### Task directions
Copy every one of the entries below, line for line, without changing a single character.

[Entries from a data collection]
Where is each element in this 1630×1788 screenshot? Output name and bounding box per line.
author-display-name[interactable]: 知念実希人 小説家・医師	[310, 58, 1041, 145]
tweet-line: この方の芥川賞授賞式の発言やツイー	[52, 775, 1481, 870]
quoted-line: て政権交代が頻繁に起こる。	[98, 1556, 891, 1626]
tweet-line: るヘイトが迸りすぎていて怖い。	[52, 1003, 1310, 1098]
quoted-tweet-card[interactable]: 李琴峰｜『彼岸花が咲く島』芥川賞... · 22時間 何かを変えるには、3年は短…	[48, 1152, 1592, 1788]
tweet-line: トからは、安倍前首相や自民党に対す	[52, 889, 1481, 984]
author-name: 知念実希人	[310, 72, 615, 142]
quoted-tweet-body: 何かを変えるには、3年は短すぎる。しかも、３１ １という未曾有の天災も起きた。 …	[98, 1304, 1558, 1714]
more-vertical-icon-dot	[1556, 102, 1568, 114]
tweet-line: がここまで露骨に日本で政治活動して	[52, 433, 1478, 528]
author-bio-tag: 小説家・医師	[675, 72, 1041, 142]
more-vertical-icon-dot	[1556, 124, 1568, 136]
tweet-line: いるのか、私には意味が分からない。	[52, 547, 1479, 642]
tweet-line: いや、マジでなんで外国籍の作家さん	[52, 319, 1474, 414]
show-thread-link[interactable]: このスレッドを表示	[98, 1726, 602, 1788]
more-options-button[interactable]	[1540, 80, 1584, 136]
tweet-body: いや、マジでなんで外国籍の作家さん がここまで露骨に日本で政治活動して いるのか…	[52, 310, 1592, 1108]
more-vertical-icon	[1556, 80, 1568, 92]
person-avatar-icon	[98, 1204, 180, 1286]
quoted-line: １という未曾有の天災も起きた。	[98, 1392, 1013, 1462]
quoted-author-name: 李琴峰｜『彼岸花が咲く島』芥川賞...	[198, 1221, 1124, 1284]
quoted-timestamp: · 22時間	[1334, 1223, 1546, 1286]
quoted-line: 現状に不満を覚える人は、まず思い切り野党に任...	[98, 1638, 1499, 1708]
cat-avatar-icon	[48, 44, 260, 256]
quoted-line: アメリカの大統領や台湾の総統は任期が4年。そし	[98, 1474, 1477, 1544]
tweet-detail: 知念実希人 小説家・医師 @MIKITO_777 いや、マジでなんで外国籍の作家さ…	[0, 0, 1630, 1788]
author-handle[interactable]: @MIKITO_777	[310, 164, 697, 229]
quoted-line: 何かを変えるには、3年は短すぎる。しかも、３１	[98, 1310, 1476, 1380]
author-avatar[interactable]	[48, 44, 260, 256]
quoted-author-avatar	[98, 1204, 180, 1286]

### Answer to this task
Where is each element in this 1630×1788 screenshot? Output name and bounding box per line.
author-display-name[interactable]: 知念実希人 小説家・医師	[310, 58, 1041, 145]
tweet-line: この方の芥川賞授賞式の発言やツイー	[52, 775, 1481, 870]
quoted-line: て政権交代が頻繁に起こる。	[98, 1556, 891, 1626]
tweet-line: るヘイトが迸りすぎていて怖い。	[52, 1003, 1310, 1098]
quoted-tweet-card[interactable]: 李琴峰｜『彼岸花が咲く島』芥川賞... · 22時間 何かを変えるには、3年は短…	[48, 1152, 1592, 1788]
tweet-line: トからは、安倍前首相や自民党に対す	[52, 889, 1481, 984]
author-name: 知念実希人	[310, 72, 615, 142]
quoted-tweet-body: 何かを変えるには、3年は短すぎる。しかも、３１ １という未曾有の天災も起きた。 …	[98, 1304, 1558, 1714]
more-vertical-icon-dot	[1556, 102, 1568, 114]
tweet-line: がここまで露骨に日本で政治活動して	[52, 433, 1478, 528]
author-bio-tag: 小説家・医師	[675, 72, 1041, 142]
more-vertical-icon-dot	[1556, 124, 1568, 136]
tweet-line: いるのか、私には意味が分からない。	[52, 547, 1479, 642]
tweet-line: いや、マジでなんで外国籍の作家さん	[52, 319, 1474, 414]
show-thread-link[interactable]: このスレッドを表示	[98, 1726, 602, 1788]
more-options-button[interactable]	[1540, 80, 1584, 136]
tweet-body: いや、マジでなんで外国籍の作家さん がここまで露骨に日本で政治活動して いるのか…	[52, 310, 1592, 1108]
more-vertical-icon	[1556, 80, 1568, 92]
person-avatar-icon	[98, 1204, 180, 1286]
quoted-line: １という未曾有の天災も起きた。	[98, 1392, 1013, 1462]
quoted-author-name: 李琴峰｜『彼岸花が咲く島』芥川賞...	[198, 1221, 1124, 1284]
quoted-timestamp: · 22時間	[1334, 1223, 1546, 1286]
quoted-line: 現状に不満を覚える人は、まず思い切り野党に任...	[98, 1638, 1499, 1708]
cat-avatar-icon	[48, 44, 260, 256]
quoted-line: アメリカの大統領や台湾の総統は任期が4年。そし	[98, 1474, 1477, 1544]
tweet-detail: 知念実希人 小説家・医師 @MIKITO_777 いや、マジでなんで外国籍の作家さ…	[0, 0, 1630, 1788]
author-handle[interactable]: @MIKITO_777	[310, 164, 697, 229]
quoted-line: 何かを変えるには、3年は短すぎる。しかも、３１	[98, 1310, 1476, 1380]
author-avatar[interactable]	[48, 44, 260, 256]
quoted-author-avatar	[98, 1204, 180, 1286]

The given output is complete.